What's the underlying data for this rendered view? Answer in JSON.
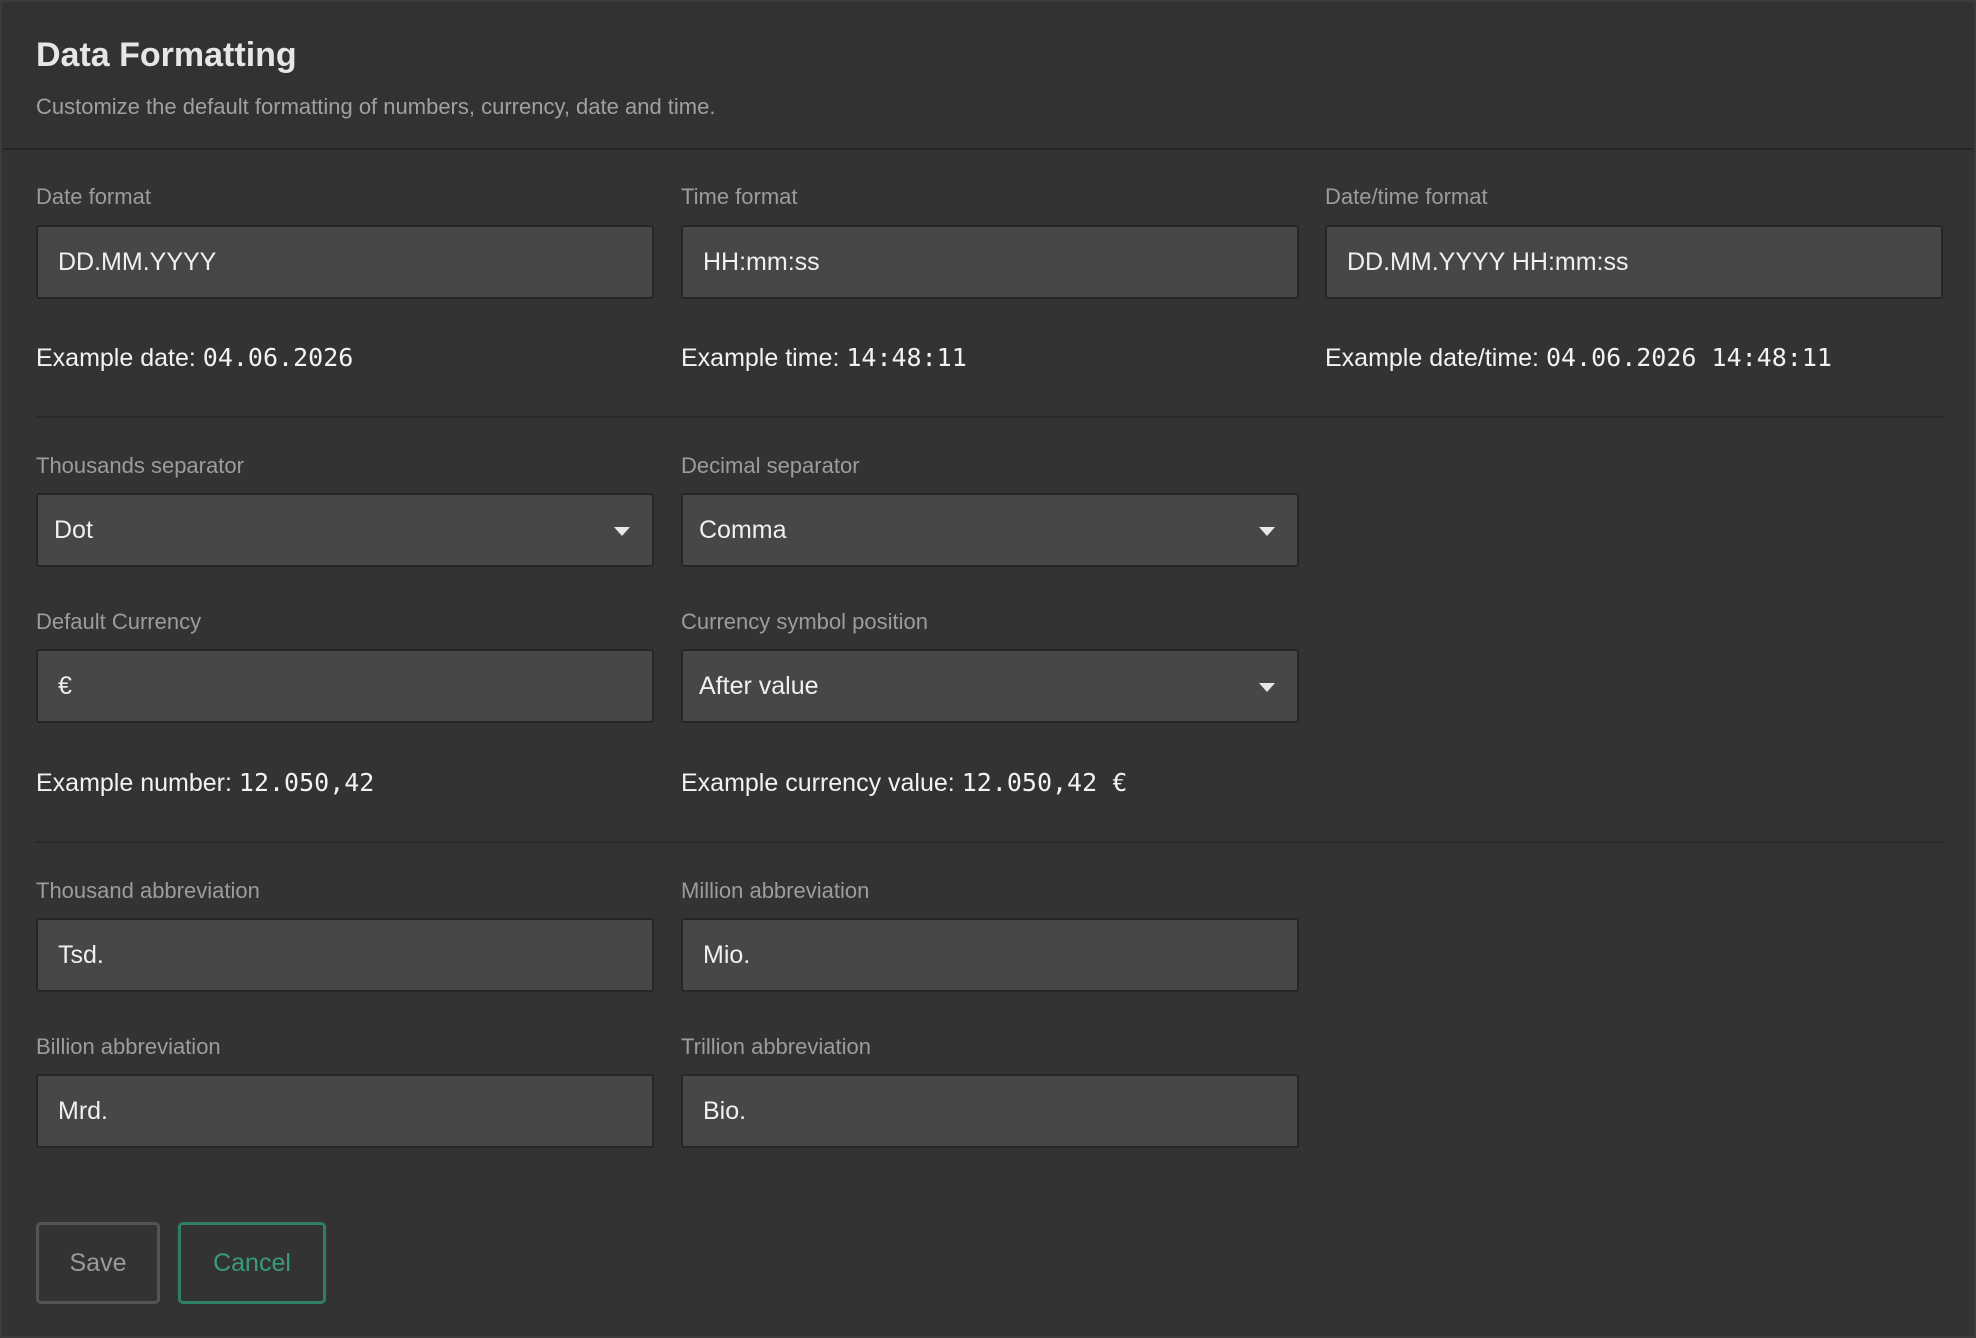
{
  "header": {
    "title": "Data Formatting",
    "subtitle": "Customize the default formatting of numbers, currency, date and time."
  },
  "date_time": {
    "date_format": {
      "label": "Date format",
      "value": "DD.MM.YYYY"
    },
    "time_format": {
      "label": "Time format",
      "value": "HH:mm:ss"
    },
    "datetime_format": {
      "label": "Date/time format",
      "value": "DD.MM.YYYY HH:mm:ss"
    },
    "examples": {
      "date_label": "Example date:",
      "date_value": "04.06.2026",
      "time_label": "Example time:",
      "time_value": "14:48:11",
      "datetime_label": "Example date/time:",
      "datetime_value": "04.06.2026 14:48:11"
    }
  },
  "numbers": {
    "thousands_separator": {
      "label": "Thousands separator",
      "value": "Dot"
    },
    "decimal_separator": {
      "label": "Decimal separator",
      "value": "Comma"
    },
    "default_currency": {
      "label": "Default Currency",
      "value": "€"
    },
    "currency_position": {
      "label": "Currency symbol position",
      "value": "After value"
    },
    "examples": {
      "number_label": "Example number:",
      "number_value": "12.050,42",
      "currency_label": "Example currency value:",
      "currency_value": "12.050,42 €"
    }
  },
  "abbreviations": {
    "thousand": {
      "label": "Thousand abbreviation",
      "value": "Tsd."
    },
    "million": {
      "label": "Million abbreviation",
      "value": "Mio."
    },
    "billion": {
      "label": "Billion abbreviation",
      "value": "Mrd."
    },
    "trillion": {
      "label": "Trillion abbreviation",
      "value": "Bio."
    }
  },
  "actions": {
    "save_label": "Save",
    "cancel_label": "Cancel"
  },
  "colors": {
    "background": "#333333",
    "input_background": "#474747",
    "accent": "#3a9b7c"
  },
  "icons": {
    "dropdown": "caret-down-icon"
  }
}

------------------------------------

* _Given task_
All records above are to be printed exactly, minus the pictures they contain.

* _Written response_
What's the underlying data for this rendered view? Answer in JSON.
{
  "header": {
    "title": "Data Formatting",
    "subtitle": "Customize the default formatting of numbers, currency, date and time."
  },
  "date_time": {
    "date_format": {
      "label": "Date format",
      "value": "DD.MM.YYYY"
    },
    "time_format": {
      "label": "Time format",
      "value": "HH:mm:ss"
    },
    "datetime_format": {
      "label": "Date/time format",
      "value": "DD.MM.YYYY HH:mm:ss"
    },
    "examples": {
      "date_label": "Example date:",
      "date_value": "04.06.2026",
      "time_label": "Example time:",
      "time_value": "14:48:11",
      "datetime_label": "Example date/time:",
      "datetime_value": "04.06.2026 14:48:11"
    }
  },
  "numbers": {
    "thousands_separator": {
      "label": "Thousands separator",
      "value": "Dot"
    },
    "decimal_separator": {
      "label": "Decimal separator",
      "value": "Comma"
    },
    "default_currency": {
      "label": "Default Currency",
      "value": "€"
    },
    "currency_position": {
      "label": "Currency symbol position",
      "value": "After value"
    },
    "examples": {
      "number_label": "Example number:",
      "number_value": "12.050,42",
      "currency_label": "Example currency value:",
      "currency_value": "12.050,42 €"
    }
  },
  "abbreviations": {
    "thousand": {
      "label": "Thousand abbreviation",
      "value": "Tsd."
    },
    "million": {
      "label": "Million abbreviation",
      "value": "Mio."
    },
    "billion": {
      "label": "Billion abbreviation",
      "value": "Mrd."
    },
    "trillion": {
      "label": "Trillion abbreviation",
      "value": "Bio."
    }
  },
  "actions": {
    "save_label": "Save",
    "cancel_label": "Cancel"
  },
  "colors": {
    "background": "#333333",
    "input_background": "#474747",
    "accent": "#3a9b7c"
  },
  "icons": {
    "dropdown": "caret-down-icon"
  }
}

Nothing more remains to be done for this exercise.